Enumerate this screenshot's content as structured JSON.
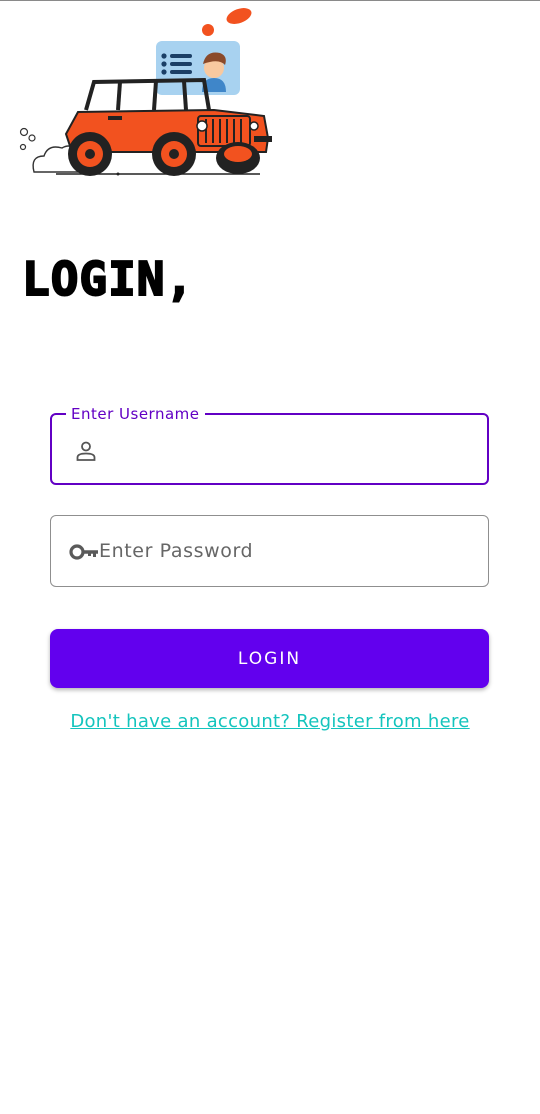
{
  "header": {
    "title": "LOGIN,"
  },
  "form": {
    "username": {
      "label": "Enter Username",
      "value": "",
      "icon": "person-icon"
    },
    "password": {
      "placeholder": "Enter Password",
      "value": "",
      "icon": "key-icon"
    },
    "submit_label": "LOGIN",
    "register_link": "Don't have an account? Register from here"
  },
  "colors": {
    "accent": "#6200ee",
    "focused_border": "#6200c4",
    "link": "#14c4bd",
    "jeep": "#f2521f"
  }
}
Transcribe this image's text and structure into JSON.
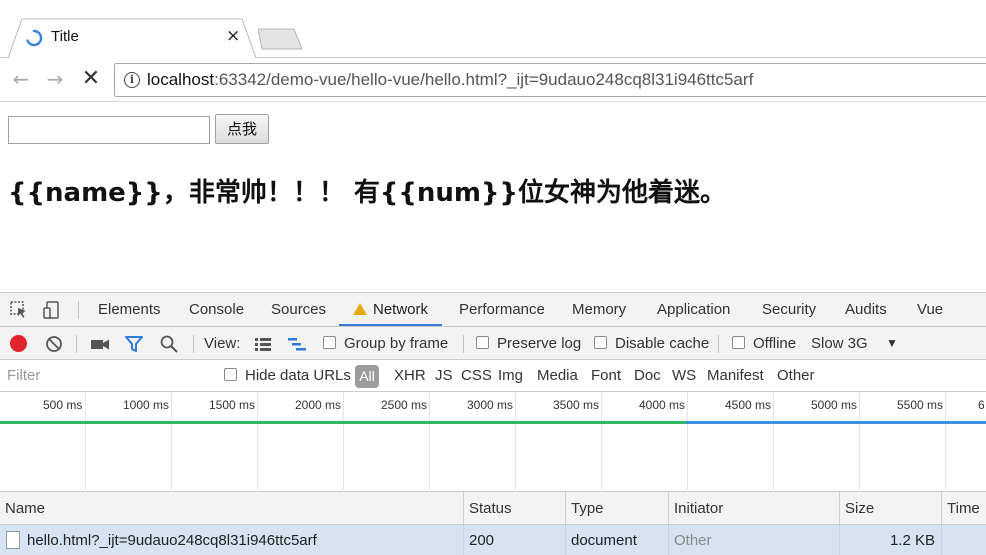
{
  "browser": {
    "tab_title": "Title",
    "tab_close": "×",
    "url_host": "localhost",
    "url_rest": ":63342/demo-vue/hello-vue/hello.html?_ijt=9udauo248cq8l31i946ttc5arf",
    "nav": {
      "back": "←",
      "forward": "→",
      "stop": "✕"
    },
    "info_icon_glyph": "i"
  },
  "page": {
    "button_label": "点我",
    "input_value": "",
    "heading": "{{name}}，非常帅！！！ 有{{num}}位女神为他着迷。"
  },
  "devtools": {
    "tabs": [
      "Elements",
      "Console",
      "Sources",
      "Network",
      "Performance",
      "Memory",
      "Application",
      "Security",
      "Audits",
      "Vue"
    ],
    "active_tab": "Network",
    "toolbar": {
      "view_label": "View:",
      "group_by_frame": "Group by frame",
      "preserve_log": "Preserve log",
      "disable_cache": "Disable cache",
      "offline": "Offline",
      "throttle": "Slow 3G",
      "dropdown_arrow": "▼"
    },
    "filter": {
      "placeholder": "Filter",
      "hide_data_urls": "Hide data URLs",
      "types": [
        "All",
        "XHR",
        "JS",
        "CSS",
        "Img",
        "Media",
        "Font",
        "Doc",
        "WS",
        "Manifest",
        "Other"
      ]
    },
    "timeline_ticks": [
      "500 ms",
      "1000 ms",
      "1500 ms",
      "2000 ms",
      "2500 ms",
      "3000 ms",
      "3500 ms",
      "4000 ms",
      "4500 ms",
      "5000 ms",
      "5500 ms",
      "6"
    ],
    "columns": [
      "Name",
      "Status",
      "Type",
      "Initiator",
      "Size",
      "Time"
    ],
    "rows": [
      {
        "name": "hello.html?_ijt=9udauo248cq8l31i946ttc5arf",
        "status": "200",
        "type": "document",
        "initiator": "Other",
        "size": "1.2 KB",
        "time": ""
      }
    ],
    "colors": {
      "record": "#e0242c",
      "accent": "#3879d9",
      "warning": "#e6a817",
      "load_line": "#2fb460",
      "dom_line": "#3d8fe0"
    }
  }
}
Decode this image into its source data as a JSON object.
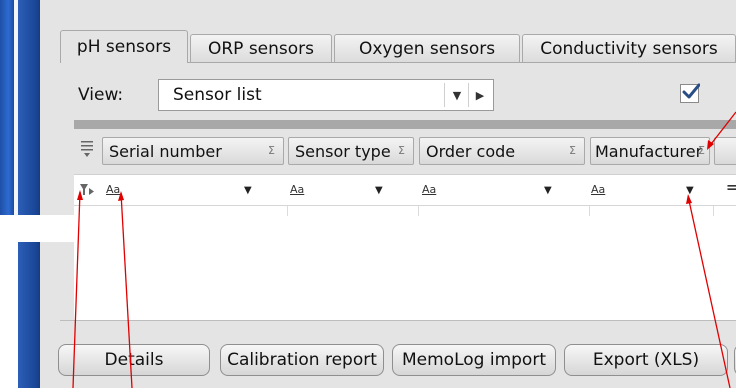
{
  "tabs": [
    {
      "label": "pH sensors",
      "active": true
    },
    {
      "label": "ORP sensors",
      "active": false
    },
    {
      "label": "Oxygen sensors",
      "active": false
    },
    {
      "label": "Conductivity sensors",
      "active": false
    }
  ],
  "view": {
    "label": "View:",
    "selected": "Sensor list",
    "checkbox_checked": true
  },
  "grid": {
    "columns": [
      {
        "label": "Serial number",
        "sum_glyph": "Σ"
      },
      {
        "label": "Sensor type",
        "sum_glyph": "Σ"
      },
      {
        "label": "Order code",
        "sum_glyph": "Σ"
      },
      {
        "label": "Manufacturer",
        "sum_glyph": "Σ"
      }
    ],
    "filter_glyph": "Aa",
    "filter_arrow": "▼",
    "equals_glyph": "="
  },
  "buttons": [
    {
      "label": "Details"
    },
    {
      "label": "Calibration report"
    },
    {
      "label": "MemoLog import"
    },
    {
      "label": "Export (XLS)"
    }
  ],
  "colors": {
    "annotation": "#e00000",
    "sidebar_blue": "#1e4fa8",
    "panel_bg": "#e4e4e4"
  },
  "icons": {
    "rows": "rows-menu-icon",
    "filter": "filter-icon",
    "checkmark": "checkmark-icon"
  }
}
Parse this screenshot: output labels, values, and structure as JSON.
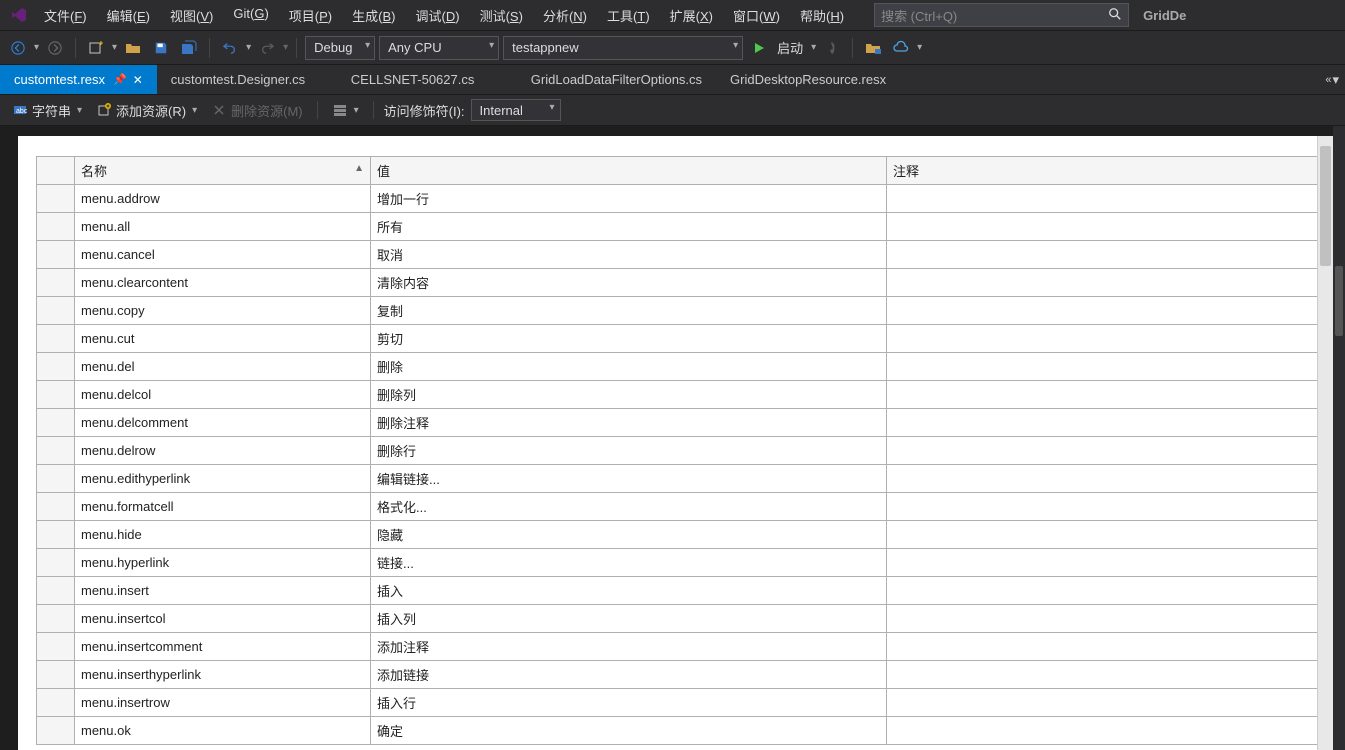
{
  "menu": {
    "items": [
      {
        "pre": "文件(",
        "u": "F",
        "post": ")"
      },
      {
        "pre": "编辑(",
        "u": "E",
        "post": ")"
      },
      {
        "pre": "视图(",
        "u": "V",
        "post": ")"
      },
      {
        "pre": "Git(",
        "u": "G",
        "post": ")"
      },
      {
        "pre": "项目(",
        "u": "P",
        "post": ")"
      },
      {
        "pre": "生成(",
        "u": "B",
        "post": ")"
      },
      {
        "pre": "调试(",
        "u": "D",
        "post": ")"
      },
      {
        "pre": "测试(",
        "u": "S",
        "post": ")"
      },
      {
        "pre": "分析(",
        "u": "N",
        "post": ")"
      },
      {
        "pre": "工具(",
        "u": "T",
        "post": ")"
      },
      {
        "pre": "扩展(",
        "u": "X",
        "post": ")"
      },
      {
        "pre": "窗口(",
        "u": "W",
        "post": ")"
      },
      {
        "pre": "帮助(",
        "u": "H",
        "post": ")"
      }
    ],
    "search_placeholder": "搜索 (Ctrl+Q)",
    "brand": "GridDe"
  },
  "toolbar": {
    "config": "Debug",
    "platform": "Any CPU",
    "startup": "testappnew",
    "start_label": "启动"
  },
  "tabs": [
    {
      "label": "customtest.resx",
      "active": true,
      "pinned": true
    },
    {
      "label": "customtest.Designer.cs"
    },
    {
      "label": "CELLSNET-50627.cs"
    },
    {
      "label": "GridLoadDataFilterOptions.cs"
    },
    {
      "label": "GridDesktopResource.resx"
    }
  ],
  "resbar": {
    "strings_label": "字符串",
    "add_label": "添加资源(R)",
    "remove_label": "删除资源(M)",
    "access_label": "访问修饰符(I):",
    "access_value": "Internal"
  },
  "grid": {
    "headers": {
      "name": "名称",
      "value": "值",
      "comment": "注释"
    },
    "rows": [
      {
        "name": "menu.addrow",
        "value": "增加一行",
        "comment": ""
      },
      {
        "name": "menu.all",
        "value": "所有",
        "comment": ""
      },
      {
        "name": "menu.cancel",
        "value": "取消",
        "comment": ""
      },
      {
        "name": "menu.clearcontent",
        "value": "清除内容",
        "comment": ""
      },
      {
        "name": "menu.copy",
        "value": "复制",
        "comment": ""
      },
      {
        "name": "menu.cut",
        "value": "剪切",
        "comment": ""
      },
      {
        "name": "menu.del",
        "value": "删除",
        "comment": ""
      },
      {
        "name": "menu.delcol",
        "value": "删除列",
        "comment": ""
      },
      {
        "name": "menu.delcomment",
        "value": "删除注释",
        "comment": ""
      },
      {
        "name": "menu.delrow",
        "value": "删除行",
        "comment": ""
      },
      {
        "name": "menu.edithyperlink",
        "value": "编辑链接...",
        "comment": ""
      },
      {
        "name": "menu.formatcell",
        "value": "格式化...",
        "comment": ""
      },
      {
        "name": "menu.hide",
        "value": "隐藏",
        "comment": ""
      },
      {
        "name": "menu.hyperlink",
        "value": "链接...",
        "comment": ""
      },
      {
        "name": "menu.insert",
        "value": "插入",
        "comment": ""
      },
      {
        "name": "menu.insertcol",
        "value": "插入列",
        "comment": ""
      },
      {
        "name": "menu.insertcomment",
        "value": "添加注释",
        "comment": ""
      },
      {
        "name": "menu.inserthyperlink",
        "value": "添加链接",
        "comment": ""
      },
      {
        "name": "menu.insertrow",
        "value": "插入行",
        "comment": ""
      },
      {
        "name": "menu.ok",
        "value": "确定",
        "comment": ""
      }
    ]
  }
}
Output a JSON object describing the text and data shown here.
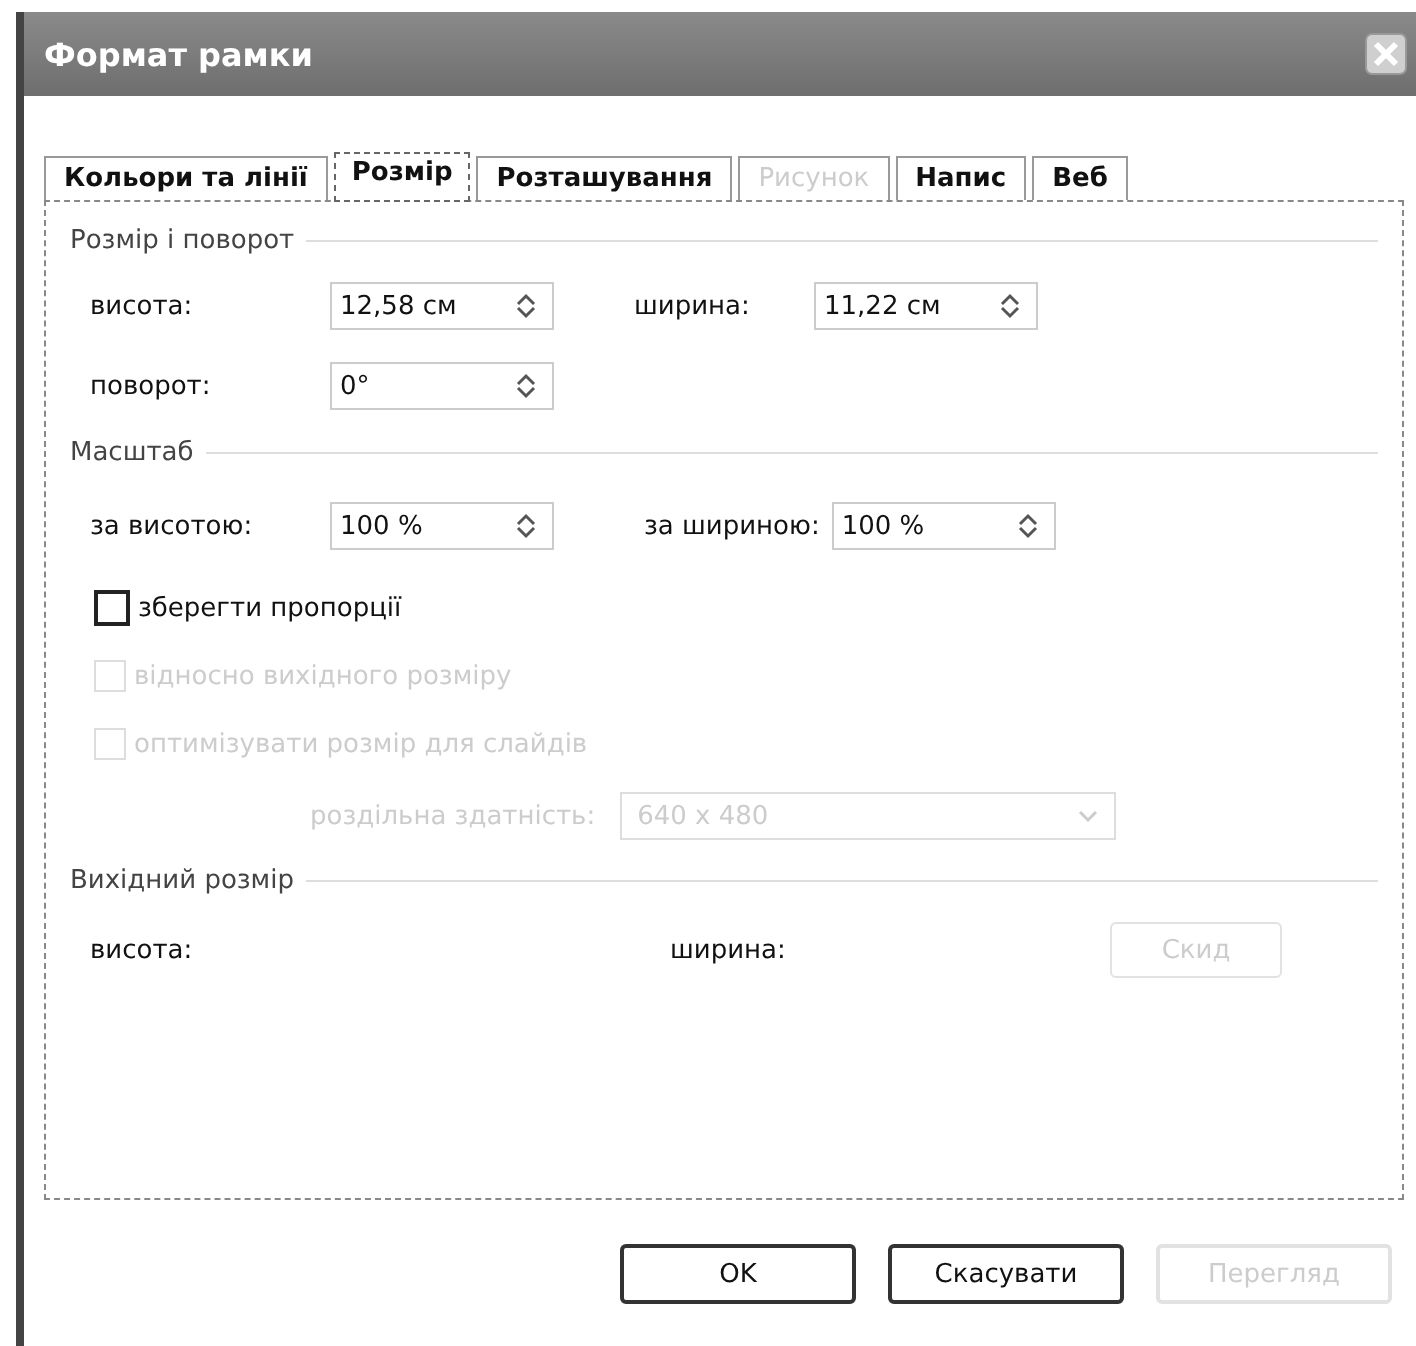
{
  "window": {
    "title": "Формат рамки"
  },
  "tabs": [
    {
      "label": "Кольори та лінії",
      "selected": false,
      "disabled": false
    },
    {
      "label": "Розмір",
      "selected": true,
      "disabled": false
    },
    {
      "label": "Розташування",
      "selected": false,
      "disabled": false
    },
    {
      "label": "Рисунок",
      "selected": false,
      "disabled": true
    },
    {
      "label": "Напис",
      "selected": false,
      "disabled": false
    },
    {
      "label": "Веб",
      "selected": false,
      "disabled": false
    }
  ],
  "size_rotation": {
    "heading": "Розмір і поворот",
    "height": {
      "label": "висота:",
      "value": "12,58 см"
    },
    "width": {
      "label": "ширина:",
      "value": "11,22 см"
    },
    "rotation": {
      "label": "поворот:",
      "value": "0°"
    }
  },
  "scale": {
    "heading": "Масштаб",
    "height": {
      "label": "за висотою:",
      "value": "100 %"
    },
    "width": {
      "label": "за шириною:",
      "value": "100 %"
    },
    "options": [
      {
        "kind": "checkbox",
        "label": "зберегти пропорції",
        "checked": false,
        "disabled": false
      },
      {
        "kind": "checkbox",
        "label": "відносно вихідного розміру",
        "checked": false,
        "disabled": true
      },
      {
        "kind": "checkbox",
        "label": "оптимізувати розмір для слайдів",
        "checked": false,
        "disabled": true
      }
    ],
    "resolution": {
      "label": "роздільна здатність:",
      "value": "640 x 480",
      "disabled": true
    }
  },
  "original_size": {
    "heading": "Вихідний розмір",
    "height_label": "висота:",
    "width_label": "ширина:",
    "reset": {
      "label": "Скид",
      "disabled": true
    }
  },
  "buttons": [
    {
      "label": "OK",
      "disabled": false
    },
    {
      "label": "Скасувати",
      "disabled": false
    },
    {
      "label": "Перегляд",
      "disabled": true
    }
  ]
}
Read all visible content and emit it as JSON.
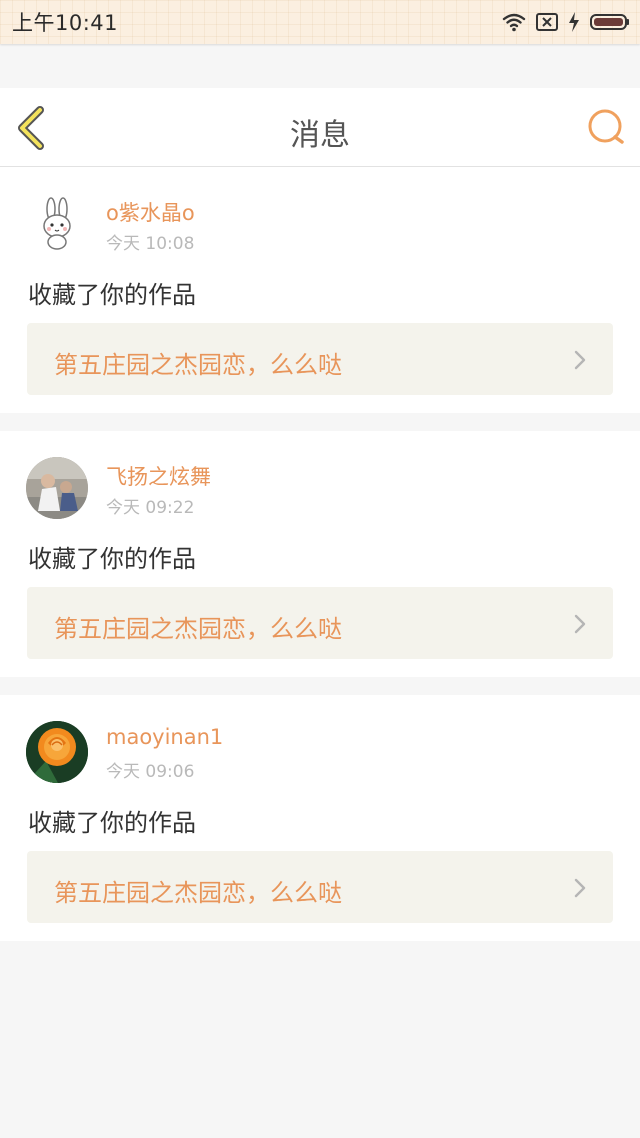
{
  "status_bar": {
    "time": "上午10:41",
    "icons": [
      "wifi-icon",
      "sim-x-icon",
      "charging-icon",
      "battery-icon"
    ]
  },
  "header": {
    "title": "消息",
    "back_icon": "chevron-left-icon",
    "search_icon": "search-icon",
    "accent_color": "#e8955a"
  },
  "messages": [
    {
      "username": "o紫水晶o",
      "time": "今天 10:08",
      "action": "收藏了你的作品",
      "work_title": "第五庄园之杰园恋，么么哒",
      "avatar": "bunny-avatar"
    },
    {
      "username": "飞扬之炫舞",
      "time": "今天 09:22",
      "action": "收藏了你的作品",
      "work_title": "第五庄园之杰园恋，么么哒",
      "avatar": "photo-avatar"
    },
    {
      "username": "maoyinan1",
      "time": "今天 09:06",
      "action": "收藏了你的作品",
      "work_title": "第五庄园之杰园恋，么么哒",
      "avatar": "rose-avatar"
    }
  ]
}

## Given problem
Beginning at the line that contains "Read all visible content and emit it as JSON.", give the remaining lines of the records again exactly, through the last one. Leave out pictures.

## Solution for this exercise
Read all visible content and emit it as JSON.
{
  "status_bar": {
    "time": "上午10:41",
    "icons": [
      "wifi-icon",
      "sim-x-icon",
      "charging-icon",
      "battery-icon"
    ]
  },
  "header": {
    "title": "消息",
    "back_icon": "chevron-left-icon",
    "search_icon": "search-icon",
    "accent_color": "#e8955a"
  },
  "messages": [
    {
      "username": "o紫水晶o",
      "time": "今天 10:08",
      "action": "收藏了你的作品",
      "work_title": "第五庄园之杰园恋，么么哒",
      "avatar": "bunny-avatar"
    },
    {
      "username": "飞扬之炫舞",
      "time": "今天 09:22",
      "action": "收藏了你的作品",
      "work_title": "第五庄园之杰园恋，么么哒",
      "avatar": "photo-avatar"
    },
    {
      "username": "maoyinan1",
      "time": "今天 09:06",
      "action": "收藏了你的作品",
      "work_title": "第五庄园之杰园恋，么么哒",
      "avatar": "rose-avatar"
    }
  ]
}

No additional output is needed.